───── Record excerpts ─────
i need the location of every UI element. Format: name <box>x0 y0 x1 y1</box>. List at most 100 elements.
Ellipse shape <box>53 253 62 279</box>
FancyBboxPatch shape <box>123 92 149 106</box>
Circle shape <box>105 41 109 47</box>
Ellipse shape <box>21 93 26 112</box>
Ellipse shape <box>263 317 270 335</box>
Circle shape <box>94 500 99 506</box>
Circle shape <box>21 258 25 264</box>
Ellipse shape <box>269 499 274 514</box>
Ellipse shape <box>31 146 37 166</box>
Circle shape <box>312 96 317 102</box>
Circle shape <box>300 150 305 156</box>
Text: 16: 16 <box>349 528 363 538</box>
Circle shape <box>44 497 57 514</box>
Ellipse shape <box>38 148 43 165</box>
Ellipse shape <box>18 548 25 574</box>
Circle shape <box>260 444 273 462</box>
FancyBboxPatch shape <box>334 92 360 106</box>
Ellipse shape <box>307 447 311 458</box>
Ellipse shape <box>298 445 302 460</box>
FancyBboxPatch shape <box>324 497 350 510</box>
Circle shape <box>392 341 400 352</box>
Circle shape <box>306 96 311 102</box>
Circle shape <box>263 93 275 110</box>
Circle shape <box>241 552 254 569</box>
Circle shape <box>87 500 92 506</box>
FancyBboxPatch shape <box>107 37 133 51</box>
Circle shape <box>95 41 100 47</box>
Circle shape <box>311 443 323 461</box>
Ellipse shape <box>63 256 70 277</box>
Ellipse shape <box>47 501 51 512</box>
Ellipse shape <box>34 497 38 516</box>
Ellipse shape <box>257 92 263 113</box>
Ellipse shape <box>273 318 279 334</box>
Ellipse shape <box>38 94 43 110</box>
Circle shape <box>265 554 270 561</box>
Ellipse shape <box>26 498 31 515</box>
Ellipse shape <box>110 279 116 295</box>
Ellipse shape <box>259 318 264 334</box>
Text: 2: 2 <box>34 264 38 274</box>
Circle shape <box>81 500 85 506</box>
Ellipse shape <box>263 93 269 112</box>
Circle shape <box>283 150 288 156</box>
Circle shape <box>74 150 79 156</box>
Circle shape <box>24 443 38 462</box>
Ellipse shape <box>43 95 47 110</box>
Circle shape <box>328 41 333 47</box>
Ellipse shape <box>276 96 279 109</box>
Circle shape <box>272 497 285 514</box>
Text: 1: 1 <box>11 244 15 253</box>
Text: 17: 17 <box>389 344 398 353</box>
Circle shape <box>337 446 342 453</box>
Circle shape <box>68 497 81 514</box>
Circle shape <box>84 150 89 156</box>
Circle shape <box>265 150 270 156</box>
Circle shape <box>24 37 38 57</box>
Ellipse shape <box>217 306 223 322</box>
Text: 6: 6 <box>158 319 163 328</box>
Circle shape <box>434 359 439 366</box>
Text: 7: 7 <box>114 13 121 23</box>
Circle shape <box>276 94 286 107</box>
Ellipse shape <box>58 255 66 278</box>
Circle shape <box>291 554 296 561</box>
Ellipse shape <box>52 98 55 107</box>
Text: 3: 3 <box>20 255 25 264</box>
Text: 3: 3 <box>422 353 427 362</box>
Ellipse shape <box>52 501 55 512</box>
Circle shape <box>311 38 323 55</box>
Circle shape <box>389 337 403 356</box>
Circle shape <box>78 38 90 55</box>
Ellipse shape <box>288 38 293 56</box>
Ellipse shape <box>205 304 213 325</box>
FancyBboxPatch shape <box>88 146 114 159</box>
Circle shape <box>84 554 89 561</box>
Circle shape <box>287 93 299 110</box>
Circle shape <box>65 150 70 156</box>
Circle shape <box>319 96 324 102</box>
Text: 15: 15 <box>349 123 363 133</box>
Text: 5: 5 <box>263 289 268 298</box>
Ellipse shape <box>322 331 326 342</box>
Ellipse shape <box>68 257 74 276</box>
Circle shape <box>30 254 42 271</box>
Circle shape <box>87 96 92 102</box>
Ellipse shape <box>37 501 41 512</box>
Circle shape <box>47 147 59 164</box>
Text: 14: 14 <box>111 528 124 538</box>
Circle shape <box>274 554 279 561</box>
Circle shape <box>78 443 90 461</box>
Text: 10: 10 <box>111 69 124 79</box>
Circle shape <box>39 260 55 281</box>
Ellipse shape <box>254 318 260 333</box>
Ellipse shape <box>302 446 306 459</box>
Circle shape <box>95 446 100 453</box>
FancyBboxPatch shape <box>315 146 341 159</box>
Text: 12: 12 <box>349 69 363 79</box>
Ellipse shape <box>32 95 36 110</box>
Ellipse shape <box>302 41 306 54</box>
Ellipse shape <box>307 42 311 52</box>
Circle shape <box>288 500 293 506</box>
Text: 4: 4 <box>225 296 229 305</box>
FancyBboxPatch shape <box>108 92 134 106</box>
─────
→ **The request**
Reproduce all of the rows above word for word, keeping their original order.

→ **Task result**
i need the location of every UI element. Format: name <box>x0 y0 x1 y1</box>. List at most 100 elements.
Ellipse shape <box>53 253 62 279</box>
FancyBboxPatch shape <box>123 92 149 106</box>
Circle shape <box>105 41 109 47</box>
Ellipse shape <box>21 93 26 112</box>
Ellipse shape <box>263 317 270 335</box>
Circle shape <box>94 500 99 506</box>
Circle shape <box>21 258 25 264</box>
Ellipse shape <box>269 499 274 514</box>
Ellipse shape <box>31 146 37 166</box>
Circle shape <box>312 96 317 102</box>
Circle shape <box>300 150 305 156</box>
Text: 16: 16 <box>349 528 363 538</box>
Circle shape <box>44 497 57 514</box>
Ellipse shape <box>38 148 43 165</box>
Ellipse shape <box>18 548 25 574</box>
Circle shape <box>260 444 273 462</box>
FancyBboxPatch shape <box>334 92 360 106</box>
Ellipse shape <box>307 447 311 458</box>
Ellipse shape <box>298 445 302 460</box>
FancyBboxPatch shape <box>324 497 350 510</box>
Circle shape <box>392 341 400 352</box>
Circle shape <box>306 96 311 102</box>
Circle shape <box>263 93 275 110</box>
Circle shape <box>241 552 254 569</box>
Circle shape <box>87 500 92 506</box>
FancyBboxPatch shape <box>107 37 133 51</box>
Circle shape <box>95 41 100 47</box>
Circle shape <box>311 443 323 461</box>
Ellipse shape <box>63 256 70 277</box>
Ellipse shape <box>47 501 51 512</box>
Ellipse shape <box>34 497 38 516</box>
Ellipse shape <box>257 92 263 113</box>
Ellipse shape <box>273 318 279 334</box>
Ellipse shape <box>38 94 43 110</box>
Circle shape <box>265 554 270 561</box>
Ellipse shape <box>26 498 31 515</box>
Ellipse shape <box>110 279 116 295</box>
Ellipse shape <box>259 318 264 334</box>
Text: 2: 2 <box>34 264 38 274</box>
Circle shape <box>81 500 85 506</box>
Ellipse shape <box>263 93 269 112</box>
Circle shape <box>283 150 288 156</box>
Circle shape <box>74 150 79 156</box>
Circle shape <box>24 443 38 462</box>
Ellipse shape <box>43 95 47 110</box>
Circle shape <box>328 41 333 47</box>
Ellipse shape <box>276 96 279 109</box>
Circle shape <box>272 497 285 514</box>
Text: 1: 1 <box>11 244 15 253</box>
Text: 17: 17 <box>389 344 398 353</box>
Circle shape <box>337 446 342 453</box>
Circle shape <box>68 497 81 514</box>
Circle shape <box>84 150 89 156</box>
Circle shape <box>265 150 270 156</box>
Circle shape <box>24 37 38 57</box>
Ellipse shape <box>217 306 223 322</box>
Text: 6: 6 <box>158 319 163 328</box>
Circle shape <box>434 359 439 366</box>
Text: 7: 7 <box>114 13 121 23</box>
Circle shape <box>276 94 286 107</box>
Ellipse shape <box>58 255 66 278</box>
Circle shape <box>291 554 296 561</box>
Ellipse shape <box>52 98 55 107</box>
Text: 3: 3 <box>20 255 25 264</box>
Text: 3: 3 <box>422 353 427 362</box>
Ellipse shape <box>52 501 55 512</box>
Circle shape <box>311 38 323 55</box>
Circle shape <box>389 337 403 356</box>
Circle shape <box>78 38 90 55</box>
Ellipse shape <box>288 38 293 56</box>
Ellipse shape <box>205 304 213 325</box>
FancyBboxPatch shape <box>88 146 114 159</box>
Circle shape <box>84 554 89 561</box>
Circle shape <box>287 93 299 110</box>
Circle shape <box>65 150 70 156</box>
Circle shape <box>319 96 324 102</box>
Text: 15: 15 <box>349 123 363 133</box>
Text: 5: 5 <box>263 289 268 298</box>
Ellipse shape <box>322 331 326 342</box>
Ellipse shape <box>68 257 74 276</box>
Circle shape <box>30 254 42 271</box>
Circle shape <box>87 96 92 102</box>
Ellipse shape <box>37 501 41 512</box>
Circle shape <box>47 147 59 164</box>
Text: 14: 14 <box>111 528 124 538</box>
Circle shape <box>274 554 279 561</box>
Circle shape <box>78 443 90 461</box>
Text: 10: 10 <box>111 69 124 79</box>
Circle shape <box>39 260 55 281</box>
Ellipse shape <box>254 318 260 333</box>
Ellipse shape <box>302 446 306 459</box>
Circle shape <box>95 446 100 453</box>
FancyBboxPatch shape <box>315 146 341 159</box>
Text: 12: 12 <box>349 69 363 79</box>
Ellipse shape <box>32 95 36 110</box>
Ellipse shape <box>302 41 306 54</box>
Ellipse shape <box>307 42 311 52</box>
Circle shape <box>288 500 293 506</box>
Text: 4: 4 <box>225 296 229 305</box>
FancyBboxPatch shape <box>108 92 134 106</box>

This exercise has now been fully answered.